**Set task:** Retype each entry below, keeping every character the same.

▼▼▼

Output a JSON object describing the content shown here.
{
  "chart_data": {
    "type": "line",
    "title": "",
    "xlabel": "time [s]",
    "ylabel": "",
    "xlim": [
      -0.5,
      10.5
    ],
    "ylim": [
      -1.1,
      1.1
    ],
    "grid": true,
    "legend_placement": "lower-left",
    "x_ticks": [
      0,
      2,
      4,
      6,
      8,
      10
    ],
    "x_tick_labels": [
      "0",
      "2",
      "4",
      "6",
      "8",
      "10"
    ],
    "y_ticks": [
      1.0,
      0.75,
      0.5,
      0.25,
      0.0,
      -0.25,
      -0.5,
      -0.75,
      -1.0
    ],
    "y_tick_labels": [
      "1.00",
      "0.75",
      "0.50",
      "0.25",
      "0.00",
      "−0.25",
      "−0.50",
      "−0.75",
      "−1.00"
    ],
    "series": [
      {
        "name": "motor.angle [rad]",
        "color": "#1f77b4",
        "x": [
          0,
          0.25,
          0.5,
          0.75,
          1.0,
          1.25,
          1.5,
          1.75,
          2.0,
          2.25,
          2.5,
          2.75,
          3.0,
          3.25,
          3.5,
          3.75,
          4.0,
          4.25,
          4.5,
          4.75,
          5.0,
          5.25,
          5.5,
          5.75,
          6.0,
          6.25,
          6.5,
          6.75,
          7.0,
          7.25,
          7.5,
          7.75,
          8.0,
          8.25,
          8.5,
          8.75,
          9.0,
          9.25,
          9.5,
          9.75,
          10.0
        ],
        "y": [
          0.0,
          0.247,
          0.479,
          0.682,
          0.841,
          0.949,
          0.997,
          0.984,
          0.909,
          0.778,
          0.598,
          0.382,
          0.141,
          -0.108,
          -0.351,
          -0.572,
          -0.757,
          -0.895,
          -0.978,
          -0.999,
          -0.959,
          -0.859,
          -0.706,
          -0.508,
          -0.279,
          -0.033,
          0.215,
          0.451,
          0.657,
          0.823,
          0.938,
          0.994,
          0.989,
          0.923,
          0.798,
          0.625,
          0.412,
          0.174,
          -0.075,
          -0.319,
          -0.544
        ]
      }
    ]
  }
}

▲▲▲

**Result below:**
Output a JSON object describing the content shown here.
{
  "chart_data": {
    "type": "line",
    "title": "",
    "xlabel": "time [s]",
    "ylabel": "",
    "xlim": [
      -0.5,
      10.5
    ],
    "ylim": [
      -1.1,
      1.1
    ],
    "grid": true,
    "legend_placement": "lower-left",
    "x_ticks": [
      0,
      2,
      4,
      6,
      8,
      10
    ],
    "x_tick_labels": [
      "0",
      "2",
      "4",
      "6",
      "8",
      "10"
    ],
    "y_ticks": [
      1.0,
      0.75,
      0.5,
      0.25,
      0.0,
      -0.25,
      -0.5,
      -0.75,
      -1.0
    ],
    "y_tick_labels": [
      "1.00",
      "0.75",
      "0.50",
      "0.25",
      "0.00",
      "−0.25",
      "−0.50",
      "−0.75",
      "−1.00"
    ],
    "series": [
      {
        "name": "motor.angle [rad]",
        "color": "#1f77b4",
        "x": [
          0,
          0.25,
          0.5,
          0.75,
          1.0,
          1.25,
          1.5,
          1.75,
          2.0,
          2.25,
          2.5,
          2.75,
          3.0,
          3.25,
          3.5,
          3.75,
          4.0,
          4.25,
          4.5,
          4.75,
          5.0,
          5.25,
          5.5,
          5.75,
          6.0,
          6.25,
          6.5,
          6.75,
          7.0,
          7.25,
          7.5,
          7.75,
          8.0,
          8.25,
          8.5,
          8.75,
          9.0,
          9.25,
          9.5,
          9.75,
          10.0
        ],
        "y": [
          0.0,
          0.247,
          0.479,
          0.682,
          0.841,
          0.949,
          0.997,
          0.984,
          0.909,
          0.778,
          0.598,
          0.382,
          0.141,
          -0.108,
          -0.351,
          -0.572,
          -0.757,
          -0.895,
          -0.978,
          -0.999,
          -0.959,
          -0.859,
          -0.706,
          -0.508,
          -0.279,
          -0.033,
          0.215,
          0.451,
          0.657,
          0.823,
          0.938,
          0.994,
          0.989,
          0.923,
          0.798,
          0.625,
          0.412,
          0.174,
          -0.075,
          -0.319,
          -0.544
        ]
      }
    ]
  }
}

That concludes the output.